Copy the lines holding the word "name", all of them.

= = = =

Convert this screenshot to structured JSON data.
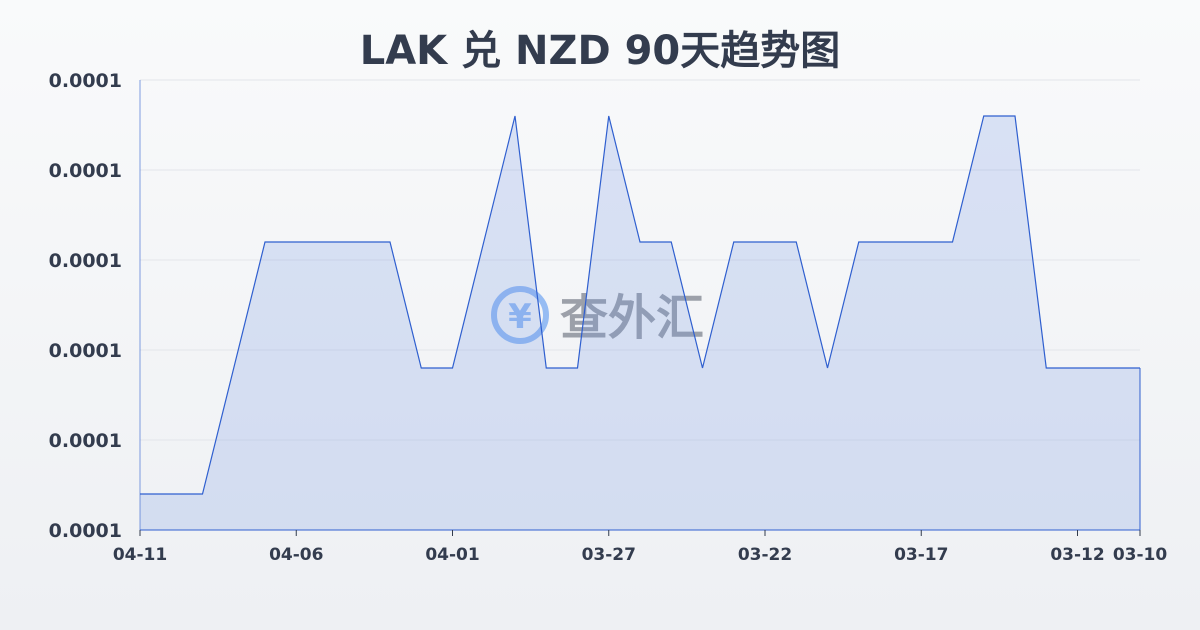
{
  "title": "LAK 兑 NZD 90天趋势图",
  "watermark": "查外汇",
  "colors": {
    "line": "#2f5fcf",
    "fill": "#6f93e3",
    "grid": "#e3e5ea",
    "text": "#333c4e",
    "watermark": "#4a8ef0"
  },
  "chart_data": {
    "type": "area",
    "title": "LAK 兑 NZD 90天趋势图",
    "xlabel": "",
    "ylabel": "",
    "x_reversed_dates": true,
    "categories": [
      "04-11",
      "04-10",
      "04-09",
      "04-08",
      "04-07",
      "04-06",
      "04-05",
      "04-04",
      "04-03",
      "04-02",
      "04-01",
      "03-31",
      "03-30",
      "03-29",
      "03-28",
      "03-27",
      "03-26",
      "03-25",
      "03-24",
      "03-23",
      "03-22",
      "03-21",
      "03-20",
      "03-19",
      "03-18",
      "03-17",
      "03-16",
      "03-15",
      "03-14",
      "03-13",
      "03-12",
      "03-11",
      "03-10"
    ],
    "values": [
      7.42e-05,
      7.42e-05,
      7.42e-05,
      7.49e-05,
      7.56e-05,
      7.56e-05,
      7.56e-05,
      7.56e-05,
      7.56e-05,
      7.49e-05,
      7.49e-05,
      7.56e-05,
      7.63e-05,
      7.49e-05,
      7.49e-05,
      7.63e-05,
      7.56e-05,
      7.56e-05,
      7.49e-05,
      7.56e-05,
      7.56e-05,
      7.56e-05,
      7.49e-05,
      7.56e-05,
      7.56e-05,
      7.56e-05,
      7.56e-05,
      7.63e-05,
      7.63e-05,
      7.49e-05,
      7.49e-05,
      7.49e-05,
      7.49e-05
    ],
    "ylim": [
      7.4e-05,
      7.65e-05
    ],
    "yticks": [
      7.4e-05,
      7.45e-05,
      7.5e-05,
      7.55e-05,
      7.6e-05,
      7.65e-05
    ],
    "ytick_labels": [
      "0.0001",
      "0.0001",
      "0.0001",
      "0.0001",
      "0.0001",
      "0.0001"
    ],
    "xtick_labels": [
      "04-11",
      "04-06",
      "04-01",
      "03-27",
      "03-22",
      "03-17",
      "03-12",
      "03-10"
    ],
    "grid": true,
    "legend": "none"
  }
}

= = = =

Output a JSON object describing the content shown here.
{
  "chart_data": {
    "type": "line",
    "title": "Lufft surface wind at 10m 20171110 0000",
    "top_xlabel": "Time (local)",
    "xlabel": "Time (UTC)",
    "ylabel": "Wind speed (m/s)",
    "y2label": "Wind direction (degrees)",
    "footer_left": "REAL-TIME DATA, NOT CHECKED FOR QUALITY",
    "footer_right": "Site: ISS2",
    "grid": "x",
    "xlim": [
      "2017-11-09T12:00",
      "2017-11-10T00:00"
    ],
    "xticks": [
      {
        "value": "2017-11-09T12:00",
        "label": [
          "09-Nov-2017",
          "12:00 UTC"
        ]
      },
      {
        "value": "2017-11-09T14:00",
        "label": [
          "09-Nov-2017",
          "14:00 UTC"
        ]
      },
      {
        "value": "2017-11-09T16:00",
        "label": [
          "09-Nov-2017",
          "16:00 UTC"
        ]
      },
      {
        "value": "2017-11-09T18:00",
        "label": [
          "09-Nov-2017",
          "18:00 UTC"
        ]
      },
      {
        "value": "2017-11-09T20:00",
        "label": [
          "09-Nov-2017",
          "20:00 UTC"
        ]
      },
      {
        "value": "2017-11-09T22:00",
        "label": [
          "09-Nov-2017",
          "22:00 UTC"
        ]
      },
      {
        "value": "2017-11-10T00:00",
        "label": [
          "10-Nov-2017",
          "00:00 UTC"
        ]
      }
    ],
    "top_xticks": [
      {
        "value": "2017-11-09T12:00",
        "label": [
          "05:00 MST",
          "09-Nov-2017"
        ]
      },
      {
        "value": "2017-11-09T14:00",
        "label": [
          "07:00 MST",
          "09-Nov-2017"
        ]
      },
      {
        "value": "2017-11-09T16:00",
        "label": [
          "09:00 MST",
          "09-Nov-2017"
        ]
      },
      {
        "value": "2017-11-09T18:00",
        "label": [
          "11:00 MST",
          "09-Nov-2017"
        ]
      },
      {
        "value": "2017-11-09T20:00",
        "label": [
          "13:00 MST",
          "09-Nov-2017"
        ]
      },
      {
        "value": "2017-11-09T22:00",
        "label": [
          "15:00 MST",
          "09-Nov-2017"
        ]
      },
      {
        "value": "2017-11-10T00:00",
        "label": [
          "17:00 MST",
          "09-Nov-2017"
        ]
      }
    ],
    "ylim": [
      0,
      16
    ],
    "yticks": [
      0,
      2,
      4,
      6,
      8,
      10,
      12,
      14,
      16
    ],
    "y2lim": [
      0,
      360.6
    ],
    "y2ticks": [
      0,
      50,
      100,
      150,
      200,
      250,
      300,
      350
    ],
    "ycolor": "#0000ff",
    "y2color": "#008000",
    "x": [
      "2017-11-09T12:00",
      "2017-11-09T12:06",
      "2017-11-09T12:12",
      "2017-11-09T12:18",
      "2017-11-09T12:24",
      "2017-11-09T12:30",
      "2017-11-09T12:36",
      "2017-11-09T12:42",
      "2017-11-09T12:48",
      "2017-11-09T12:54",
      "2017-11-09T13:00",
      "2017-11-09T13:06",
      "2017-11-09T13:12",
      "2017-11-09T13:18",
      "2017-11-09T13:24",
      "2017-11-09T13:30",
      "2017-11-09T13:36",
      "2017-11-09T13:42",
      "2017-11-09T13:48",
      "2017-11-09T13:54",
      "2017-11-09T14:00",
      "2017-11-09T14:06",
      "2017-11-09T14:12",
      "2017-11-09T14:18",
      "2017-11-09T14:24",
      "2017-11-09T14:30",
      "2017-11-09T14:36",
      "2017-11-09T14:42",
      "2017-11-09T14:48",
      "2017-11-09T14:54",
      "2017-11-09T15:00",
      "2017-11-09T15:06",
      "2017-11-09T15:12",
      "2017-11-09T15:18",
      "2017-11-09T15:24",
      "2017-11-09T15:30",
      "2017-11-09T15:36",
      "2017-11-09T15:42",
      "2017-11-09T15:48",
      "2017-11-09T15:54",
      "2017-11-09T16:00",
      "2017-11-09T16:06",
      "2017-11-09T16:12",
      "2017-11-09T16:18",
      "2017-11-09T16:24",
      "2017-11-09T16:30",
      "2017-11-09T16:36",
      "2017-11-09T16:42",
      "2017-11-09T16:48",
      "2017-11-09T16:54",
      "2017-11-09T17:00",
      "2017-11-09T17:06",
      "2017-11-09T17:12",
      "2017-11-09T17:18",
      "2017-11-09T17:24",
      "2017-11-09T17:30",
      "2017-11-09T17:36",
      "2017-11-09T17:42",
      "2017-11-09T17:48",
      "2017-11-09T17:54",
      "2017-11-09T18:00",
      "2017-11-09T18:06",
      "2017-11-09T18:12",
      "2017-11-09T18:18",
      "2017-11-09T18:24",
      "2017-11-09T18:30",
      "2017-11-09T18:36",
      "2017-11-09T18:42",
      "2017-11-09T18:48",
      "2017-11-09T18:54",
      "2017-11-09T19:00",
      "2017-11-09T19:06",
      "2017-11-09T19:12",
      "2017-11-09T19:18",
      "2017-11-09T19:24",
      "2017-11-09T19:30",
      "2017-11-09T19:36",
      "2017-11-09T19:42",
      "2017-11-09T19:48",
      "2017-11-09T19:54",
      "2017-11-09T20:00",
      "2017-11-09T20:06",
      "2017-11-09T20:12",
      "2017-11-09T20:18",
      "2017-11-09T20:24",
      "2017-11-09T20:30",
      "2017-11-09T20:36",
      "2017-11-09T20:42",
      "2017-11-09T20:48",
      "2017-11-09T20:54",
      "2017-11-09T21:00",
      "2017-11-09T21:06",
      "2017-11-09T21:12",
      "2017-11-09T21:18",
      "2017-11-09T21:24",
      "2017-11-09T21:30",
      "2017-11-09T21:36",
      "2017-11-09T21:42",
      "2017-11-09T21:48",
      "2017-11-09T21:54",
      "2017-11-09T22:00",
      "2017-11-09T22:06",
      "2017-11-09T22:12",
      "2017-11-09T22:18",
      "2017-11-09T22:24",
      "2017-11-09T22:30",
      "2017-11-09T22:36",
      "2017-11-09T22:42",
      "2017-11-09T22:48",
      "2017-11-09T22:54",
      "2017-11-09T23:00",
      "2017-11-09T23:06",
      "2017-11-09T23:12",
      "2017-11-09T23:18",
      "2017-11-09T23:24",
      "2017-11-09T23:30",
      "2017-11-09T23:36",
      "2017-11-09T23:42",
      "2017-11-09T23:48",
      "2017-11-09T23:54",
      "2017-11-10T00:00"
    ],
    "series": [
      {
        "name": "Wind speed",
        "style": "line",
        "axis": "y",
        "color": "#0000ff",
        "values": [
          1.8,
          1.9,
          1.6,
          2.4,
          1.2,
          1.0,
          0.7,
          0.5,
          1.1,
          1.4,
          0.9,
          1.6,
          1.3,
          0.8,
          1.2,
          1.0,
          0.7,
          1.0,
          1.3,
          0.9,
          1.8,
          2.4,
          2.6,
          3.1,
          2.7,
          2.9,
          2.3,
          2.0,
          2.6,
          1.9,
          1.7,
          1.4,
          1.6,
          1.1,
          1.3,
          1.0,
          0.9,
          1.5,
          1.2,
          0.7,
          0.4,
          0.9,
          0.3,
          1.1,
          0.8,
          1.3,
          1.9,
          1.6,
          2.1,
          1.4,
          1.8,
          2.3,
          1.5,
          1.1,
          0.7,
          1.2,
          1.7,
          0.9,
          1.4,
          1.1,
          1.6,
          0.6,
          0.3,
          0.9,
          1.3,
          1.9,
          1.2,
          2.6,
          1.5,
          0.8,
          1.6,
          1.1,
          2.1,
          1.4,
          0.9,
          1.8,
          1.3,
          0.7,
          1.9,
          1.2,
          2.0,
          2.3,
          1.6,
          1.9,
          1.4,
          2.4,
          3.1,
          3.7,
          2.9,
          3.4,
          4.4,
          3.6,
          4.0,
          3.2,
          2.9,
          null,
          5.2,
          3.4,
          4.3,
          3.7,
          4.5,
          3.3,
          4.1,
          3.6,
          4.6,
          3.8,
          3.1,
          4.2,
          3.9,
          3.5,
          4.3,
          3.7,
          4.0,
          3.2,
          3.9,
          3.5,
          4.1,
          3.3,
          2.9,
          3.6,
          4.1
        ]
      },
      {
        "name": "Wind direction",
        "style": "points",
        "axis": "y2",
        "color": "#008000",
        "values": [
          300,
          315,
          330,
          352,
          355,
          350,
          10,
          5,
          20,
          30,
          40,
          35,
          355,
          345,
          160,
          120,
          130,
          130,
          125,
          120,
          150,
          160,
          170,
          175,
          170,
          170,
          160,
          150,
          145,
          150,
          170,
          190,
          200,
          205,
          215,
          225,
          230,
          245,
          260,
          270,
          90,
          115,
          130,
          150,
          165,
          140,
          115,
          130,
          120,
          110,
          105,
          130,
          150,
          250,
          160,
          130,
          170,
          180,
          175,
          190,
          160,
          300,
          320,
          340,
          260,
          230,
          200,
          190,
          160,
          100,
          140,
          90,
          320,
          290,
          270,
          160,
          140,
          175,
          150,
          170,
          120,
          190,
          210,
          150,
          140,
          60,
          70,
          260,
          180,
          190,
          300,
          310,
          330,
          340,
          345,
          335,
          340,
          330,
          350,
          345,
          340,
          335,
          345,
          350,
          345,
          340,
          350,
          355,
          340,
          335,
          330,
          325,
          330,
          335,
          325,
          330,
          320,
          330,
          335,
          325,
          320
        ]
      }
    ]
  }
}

= = = =

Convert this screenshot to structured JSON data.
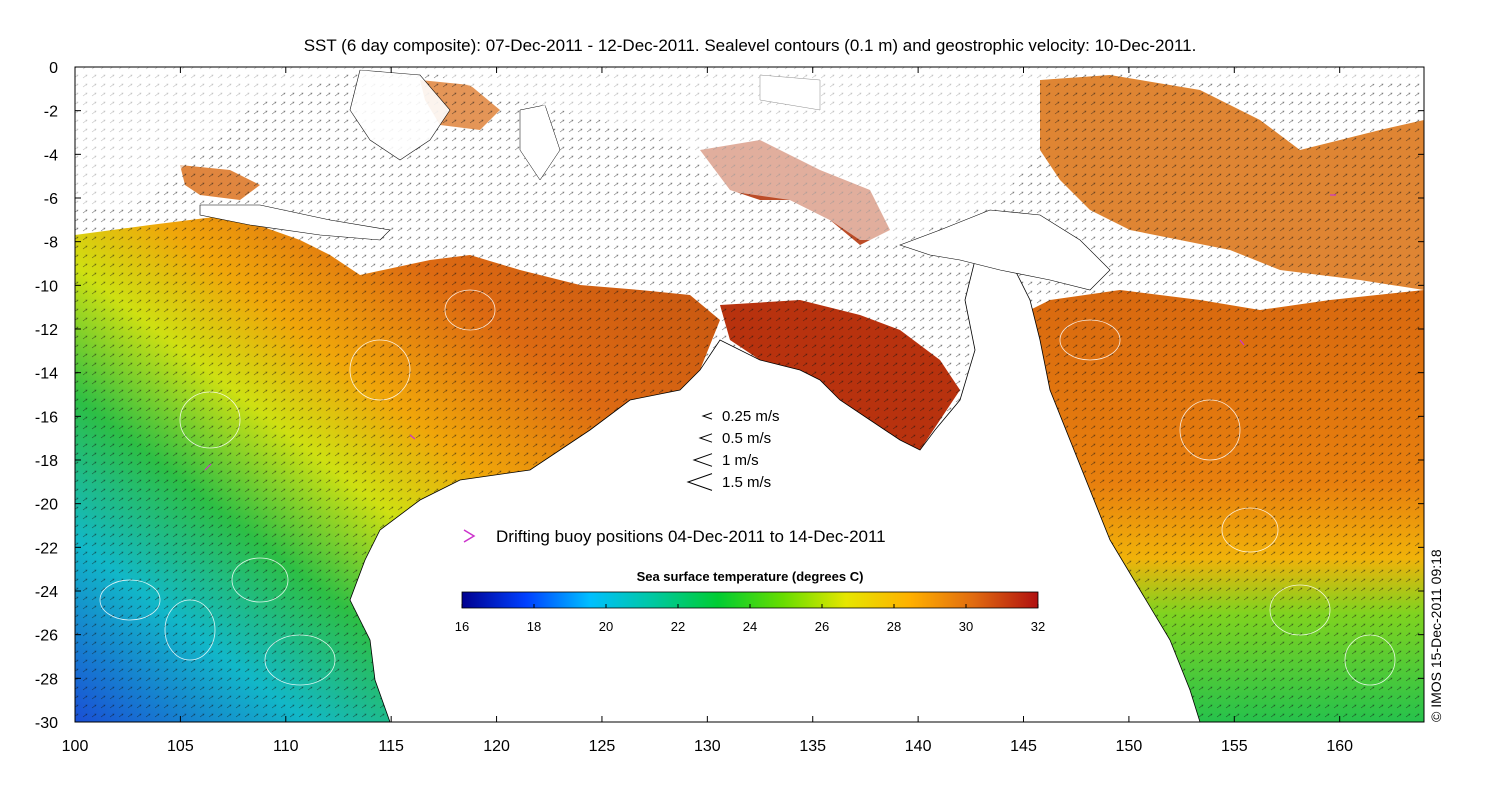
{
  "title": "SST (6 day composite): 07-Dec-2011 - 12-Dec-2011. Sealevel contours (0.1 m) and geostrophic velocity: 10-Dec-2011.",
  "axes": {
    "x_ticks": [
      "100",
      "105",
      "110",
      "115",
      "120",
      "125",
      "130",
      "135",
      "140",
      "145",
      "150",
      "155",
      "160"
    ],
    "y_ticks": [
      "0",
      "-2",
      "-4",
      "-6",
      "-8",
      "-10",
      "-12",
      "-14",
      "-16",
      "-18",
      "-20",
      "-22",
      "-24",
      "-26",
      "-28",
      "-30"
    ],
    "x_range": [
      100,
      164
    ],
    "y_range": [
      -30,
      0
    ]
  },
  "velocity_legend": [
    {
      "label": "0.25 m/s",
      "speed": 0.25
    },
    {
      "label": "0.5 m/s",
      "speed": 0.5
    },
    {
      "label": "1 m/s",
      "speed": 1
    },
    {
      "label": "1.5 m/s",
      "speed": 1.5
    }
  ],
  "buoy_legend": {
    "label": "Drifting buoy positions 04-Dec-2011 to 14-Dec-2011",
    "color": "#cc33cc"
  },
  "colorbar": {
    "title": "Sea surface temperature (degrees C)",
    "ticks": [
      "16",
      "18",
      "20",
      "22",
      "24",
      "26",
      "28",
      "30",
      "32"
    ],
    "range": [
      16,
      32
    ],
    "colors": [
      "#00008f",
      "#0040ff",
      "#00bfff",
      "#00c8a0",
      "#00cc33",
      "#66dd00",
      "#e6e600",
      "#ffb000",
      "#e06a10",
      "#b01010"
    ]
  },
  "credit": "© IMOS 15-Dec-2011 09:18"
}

= = = =

COMPLETED TASK:
        "name": "Wind speed",
        "name": "Wind direction",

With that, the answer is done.